Restate each of the lines given below, word for word.

[Data entries]
────────────────

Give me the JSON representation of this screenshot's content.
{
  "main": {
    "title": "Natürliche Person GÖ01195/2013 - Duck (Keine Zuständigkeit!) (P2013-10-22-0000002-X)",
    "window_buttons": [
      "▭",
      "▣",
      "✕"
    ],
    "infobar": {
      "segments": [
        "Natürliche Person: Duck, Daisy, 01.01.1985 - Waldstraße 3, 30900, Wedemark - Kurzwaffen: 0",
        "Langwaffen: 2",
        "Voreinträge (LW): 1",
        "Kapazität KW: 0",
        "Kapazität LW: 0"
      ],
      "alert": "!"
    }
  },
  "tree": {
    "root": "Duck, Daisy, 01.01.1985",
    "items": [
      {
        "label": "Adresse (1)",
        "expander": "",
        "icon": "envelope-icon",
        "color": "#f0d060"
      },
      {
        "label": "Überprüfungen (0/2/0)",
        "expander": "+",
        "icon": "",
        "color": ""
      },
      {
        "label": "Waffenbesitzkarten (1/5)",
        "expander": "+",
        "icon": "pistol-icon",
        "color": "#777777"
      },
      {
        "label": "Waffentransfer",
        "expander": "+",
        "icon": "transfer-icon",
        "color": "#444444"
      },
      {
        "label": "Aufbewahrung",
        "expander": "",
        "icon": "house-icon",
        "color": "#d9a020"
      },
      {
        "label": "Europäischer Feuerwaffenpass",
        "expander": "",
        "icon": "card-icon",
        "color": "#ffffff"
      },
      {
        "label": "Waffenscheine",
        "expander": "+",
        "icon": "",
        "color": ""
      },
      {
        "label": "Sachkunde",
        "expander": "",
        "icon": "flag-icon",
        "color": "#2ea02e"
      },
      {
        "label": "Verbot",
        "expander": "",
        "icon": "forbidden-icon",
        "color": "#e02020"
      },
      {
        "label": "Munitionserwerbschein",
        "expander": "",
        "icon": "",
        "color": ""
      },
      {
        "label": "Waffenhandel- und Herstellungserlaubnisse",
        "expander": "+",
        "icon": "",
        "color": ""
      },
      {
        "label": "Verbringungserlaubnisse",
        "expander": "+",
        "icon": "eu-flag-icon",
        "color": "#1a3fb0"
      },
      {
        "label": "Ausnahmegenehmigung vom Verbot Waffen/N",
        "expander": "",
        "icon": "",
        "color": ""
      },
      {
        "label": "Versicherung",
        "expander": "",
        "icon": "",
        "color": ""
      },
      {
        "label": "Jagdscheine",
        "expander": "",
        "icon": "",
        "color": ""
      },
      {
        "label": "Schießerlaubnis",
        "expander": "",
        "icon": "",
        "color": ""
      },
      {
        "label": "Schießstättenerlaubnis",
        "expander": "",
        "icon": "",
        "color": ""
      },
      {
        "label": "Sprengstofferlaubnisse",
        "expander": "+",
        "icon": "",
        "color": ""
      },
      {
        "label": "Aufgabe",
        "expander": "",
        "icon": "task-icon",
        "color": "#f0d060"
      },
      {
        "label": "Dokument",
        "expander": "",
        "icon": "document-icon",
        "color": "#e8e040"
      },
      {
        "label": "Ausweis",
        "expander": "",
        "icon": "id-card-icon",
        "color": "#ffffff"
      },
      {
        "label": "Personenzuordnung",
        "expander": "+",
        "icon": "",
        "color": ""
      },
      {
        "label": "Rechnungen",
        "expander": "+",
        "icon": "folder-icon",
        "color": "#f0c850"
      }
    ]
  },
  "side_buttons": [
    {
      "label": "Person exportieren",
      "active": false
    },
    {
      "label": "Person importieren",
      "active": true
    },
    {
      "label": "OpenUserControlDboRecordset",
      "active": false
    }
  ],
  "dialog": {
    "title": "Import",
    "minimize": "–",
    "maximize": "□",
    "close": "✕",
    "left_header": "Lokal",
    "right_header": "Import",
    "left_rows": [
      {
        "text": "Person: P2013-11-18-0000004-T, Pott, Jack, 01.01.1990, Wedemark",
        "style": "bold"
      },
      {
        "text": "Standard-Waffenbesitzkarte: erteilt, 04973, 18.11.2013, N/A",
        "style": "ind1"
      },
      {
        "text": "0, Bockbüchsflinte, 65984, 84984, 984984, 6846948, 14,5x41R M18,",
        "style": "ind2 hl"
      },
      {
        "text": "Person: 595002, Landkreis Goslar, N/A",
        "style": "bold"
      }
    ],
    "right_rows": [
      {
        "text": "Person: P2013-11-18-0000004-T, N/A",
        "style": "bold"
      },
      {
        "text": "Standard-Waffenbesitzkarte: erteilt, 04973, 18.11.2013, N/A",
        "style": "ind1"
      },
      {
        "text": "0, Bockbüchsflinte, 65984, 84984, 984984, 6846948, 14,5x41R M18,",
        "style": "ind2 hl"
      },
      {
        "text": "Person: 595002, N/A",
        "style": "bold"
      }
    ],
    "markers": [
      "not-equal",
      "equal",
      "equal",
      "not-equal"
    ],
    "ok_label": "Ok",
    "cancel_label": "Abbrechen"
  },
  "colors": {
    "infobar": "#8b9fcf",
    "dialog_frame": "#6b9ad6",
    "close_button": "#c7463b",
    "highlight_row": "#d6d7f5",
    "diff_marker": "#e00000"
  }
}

────────────────

◆ Result for this exercise
Give me the JSON representation of this screenshot's content.
{
  "main": {
    "title": "Natürliche Person GÖ01195/2013 - Duck (Keine Zuständigkeit!) (P2013-10-22-0000002-X)",
    "window_buttons": [
      "▭",
      "▣",
      "✕"
    ],
    "infobar": {
      "segments": [
        "Natürliche Person: Duck, Daisy, 01.01.1985 - Waldstraße 3, 30900, Wedemark - Kurzwaffen: 0",
        "Langwaffen: 2",
        "Voreinträge (LW): 1",
        "Kapazität KW: 0",
        "Kapazität LW: 0"
      ],
      "alert": "!"
    }
  },
  "tree": {
    "root": "Duck, Daisy, 01.01.1985",
    "items": [
      {
        "label": "Adresse (1)",
        "expander": "",
        "icon": "envelope-icon",
        "color": "#f0d060"
      },
      {
        "label": "Überprüfungen (0/2/0)",
        "expander": "+",
        "icon": "",
        "color": ""
      },
      {
        "label": "Waffenbesitzkarten (1/5)",
        "expander": "+",
        "icon": "pistol-icon",
        "color": "#777777"
      },
      {
        "label": "Waffentransfer",
        "expander": "+",
        "icon": "transfer-icon",
        "color": "#444444"
      },
      {
        "label": "Aufbewahrung",
        "expander": "",
        "icon": "house-icon",
        "color": "#d9a020"
      },
      {
        "label": "Europäischer Feuerwaffenpass",
        "expander": "",
        "icon": "card-icon",
        "color": "#ffffff"
      },
      {
        "label": "Waffenscheine",
        "expander": "+",
        "icon": "",
        "color": ""
      },
      {
        "label": "Sachkunde",
        "expander": "",
        "icon": "flag-icon",
        "color": "#2ea02e"
      },
      {
        "label": "Verbot",
        "expander": "",
        "icon": "forbidden-icon",
        "color": "#e02020"
      },
      {
        "label": "Munitionserwerbschein",
        "expander": "",
        "icon": "",
        "color": ""
      },
      {
        "label": "Waffenhandel- und Herstellungserlaubnisse",
        "expander": "+",
        "icon": "",
        "color": ""
      },
      {
        "label": "Verbringungserlaubnisse",
        "expander": "+",
        "icon": "eu-flag-icon",
        "color": "#1a3fb0"
      },
      {
        "label": "Ausnahmegenehmigung vom Verbot Waffen/N",
        "expander": "",
        "icon": "",
        "color": ""
      },
      {
        "label": "Versicherung",
        "expander": "",
        "icon": "",
        "color": ""
      },
      {
        "label": "Jagdscheine",
        "expander": "",
        "icon": "",
        "color": ""
      },
      {
        "label": "Schießerlaubnis",
        "expander": "",
        "icon": "",
        "color": ""
      },
      {
        "label": "Schießstättenerlaubnis",
        "expander": "",
        "icon": "",
        "color": ""
      },
      {
        "label": "Sprengstofferlaubnisse",
        "expander": "+",
        "icon": "",
        "color": ""
      },
      {
        "label": "Aufgabe",
        "expander": "",
        "icon": "task-icon",
        "color": "#f0d060"
      },
      {
        "label": "Dokument",
        "expander": "",
        "icon": "document-icon",
        "color": "#e8e040"
      },
      {
        "label": "Ausweis",
        "expander": "",
        "icon": "id-card-icon",
        "color": "#ffffff"
      },
      {
        "label": "Personenzuordnung",
        "expander": "+",
        "icon": "",
        "color": ""
      },
      {
        "label": "Rechnungen",
        "expander": "+",
        "icon": "folder-icon",
        "color": "#f0c850"
      }
    ]
  },
  "side_buttons": [
    {
      "label": "Person exportieren",
      "active": false
    },
    {
      "label": "Person importieren",
      "active": true
    },
    {
      "label": "OpenUserControlDboRecordset",
      "active": false
    }
  ],
  "dialog": {
    "title": "Import",
    "minimize": "–",
    "maximize": "□",
    "close": "✕",
    "left_header": "Lokal",
    "right_header": "Import",
    "left_rows": [
      {
        "text": "Person: P2013-11-18-0000004-T, Pott, Jack, 01.01.1990, Wedemark",
        "style": "bold"
      },
      {
        "text": "Standard-Waffenbesitzkarte: erteilt, 04973, 18.11.2013, N/A",
        "style": "ind1"
      },
      {
        "text": "0, Bockbüchsflinte, 65984, 84984, 984984, 6846948, 14,5x41R M18,",
        "style": "ind2 hl"
      },
      {
        "text": "Person: 595002, Landkreis Goslar, N/A",
        "style": "bold"
      }
    ],
    "right_rows": [
      {
        "text": "Person: P2013-11-18-0000004-T, N/A",
        "style": "bold"
      },
      {
        "text": "Standard-Waffenbesitzkarte: erteilt, 04973, 18.11.2013, N/A",
        "style": "ind1"
      },
      {
        "text": "0, Bockbüchsflinte, 65984, 84984, 984984, 6846948, 14,5x41R M18,",
        "style": "ind2 hl"
      },
      {
        "text": "Person: 595002, N/A",
        "style": "bold"
      }
    ],
    "markers": [
      "not-equal",
      "equal",
      "equal",
      "not-equal"
    ],
    "ok_label": "Ok",
    "cancel_label": "Abbrechen"
  },
  "colors": {
    "infobar": "#8b9fcf",
    "dialog_frame": "#6b9ad6",
    "close_button": "#c7463b",
    "highlight_row": "#d6d7f5",
    "diff_marker": "#e00000"
  }
}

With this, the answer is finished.